-- begin Task material --

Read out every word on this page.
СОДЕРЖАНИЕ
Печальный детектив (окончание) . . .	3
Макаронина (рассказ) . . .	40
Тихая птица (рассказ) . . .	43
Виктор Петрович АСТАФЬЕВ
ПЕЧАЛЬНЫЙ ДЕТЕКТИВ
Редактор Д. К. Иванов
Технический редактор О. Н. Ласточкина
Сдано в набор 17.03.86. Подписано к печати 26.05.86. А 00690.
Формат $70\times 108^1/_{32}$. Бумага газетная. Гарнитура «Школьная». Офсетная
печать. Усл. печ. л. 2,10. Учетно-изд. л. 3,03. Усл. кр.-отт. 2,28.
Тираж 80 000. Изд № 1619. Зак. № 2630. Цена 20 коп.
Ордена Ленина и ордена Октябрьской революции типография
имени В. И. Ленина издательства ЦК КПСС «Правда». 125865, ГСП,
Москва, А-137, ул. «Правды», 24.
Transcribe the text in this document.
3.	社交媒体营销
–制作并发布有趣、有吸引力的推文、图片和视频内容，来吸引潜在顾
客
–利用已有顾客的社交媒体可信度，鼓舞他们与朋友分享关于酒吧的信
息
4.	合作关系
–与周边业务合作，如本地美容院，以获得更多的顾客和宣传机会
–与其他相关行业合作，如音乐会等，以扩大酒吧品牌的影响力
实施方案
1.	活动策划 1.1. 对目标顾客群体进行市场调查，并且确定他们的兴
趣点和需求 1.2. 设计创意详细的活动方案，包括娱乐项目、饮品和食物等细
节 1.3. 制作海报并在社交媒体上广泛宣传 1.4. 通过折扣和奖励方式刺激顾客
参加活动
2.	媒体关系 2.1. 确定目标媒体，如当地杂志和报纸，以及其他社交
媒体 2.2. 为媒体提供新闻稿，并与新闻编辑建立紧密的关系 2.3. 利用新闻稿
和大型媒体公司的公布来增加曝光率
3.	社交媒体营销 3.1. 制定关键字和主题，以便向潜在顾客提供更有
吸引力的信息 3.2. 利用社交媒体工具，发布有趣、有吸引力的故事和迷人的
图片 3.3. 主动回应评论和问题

-- end Task material --

### Set problem:
Reproduce the entries above in full, verbatim.

### The completed task:
Read out every word on this page.
СОДЕРЖАНИЕ
Печальный детектив (окончание) . . .	3
Макаронина (рассказ) . . .	40
Тихая птица (рассказ) . . .	43
Виктор Петрович АСТАФЬЕВ
ПЕЧАЛЬНЫЙ ДЕТЕКТИВ
Редактор Д. К. Иванов
Технический редактор О. Н. Ласточкина
Сдано в набор 17.03.86. Подписано к печати 26.05.86. А 00690.
Формат $70\times 108^1/_{32}$. Бумага газетная. Гарнитура «Школьная». Офсетная
печать. Усл. печ. л. 2,10. Учетно-изд. л. 3,03. Усл. кр.-отт. 2,28.
Тираж 80 000. Изд № 1619. Зак. № 2630. Цена 20 коп.
Ордена Ленина и ордена Октябрьской революции типография
имени В. И. Ленина издательства ЦК КПСС «Правда». 125865, ГСП,
Москва, А-137, ул. «Правды», 24.
Transcribe the text in this document.
3.	社交媒体营销
–制作并发布有趣、有吸引力的推文、图片和视频内容，来吸引潜在顾
客
–利用已有顾客的社交媒体可信度，鼓舞他们与朋友分享关于酒吧的信
息
4.	合作关系
–与周边业务合作，如本地美容院，以获得更多的顾客和宣传机会
–与其他相关行业合作，如音乐会等，以扩大酒吧品牌的影响力
实施方案
1.	活动策划 1.1. 对目标顾客群体进行市场调查，并且确定他们的兴
趣点和需求 1.2. 设计创意详细的活动方案，包括娱乐项目、饮品和食物等细
节 1.3. 制作海报并在社交媒体上广泛宣传 1.4. 通过折扣和奖励方式刺激顾客
参加活动
2.	媒体关系 2.1. 确定目标媒体，如当地杂志和报纸，以及其他社交
媒体 2.2. 为媒体提供新闻稿，并与新闻编辑建立紧密的关系 2.3. 利用新闻稿
和大型媒体公司的公布来增加曝光率
3.	社交媒体营销 3.1. 制定关键字和主题，以便向潜在顾客提供更有
吸引力的信息 3.2. 利用社交媒体工具，发布有趣、有吸引力的故事和迷人的
图片 3.3. 主动回应评论和问题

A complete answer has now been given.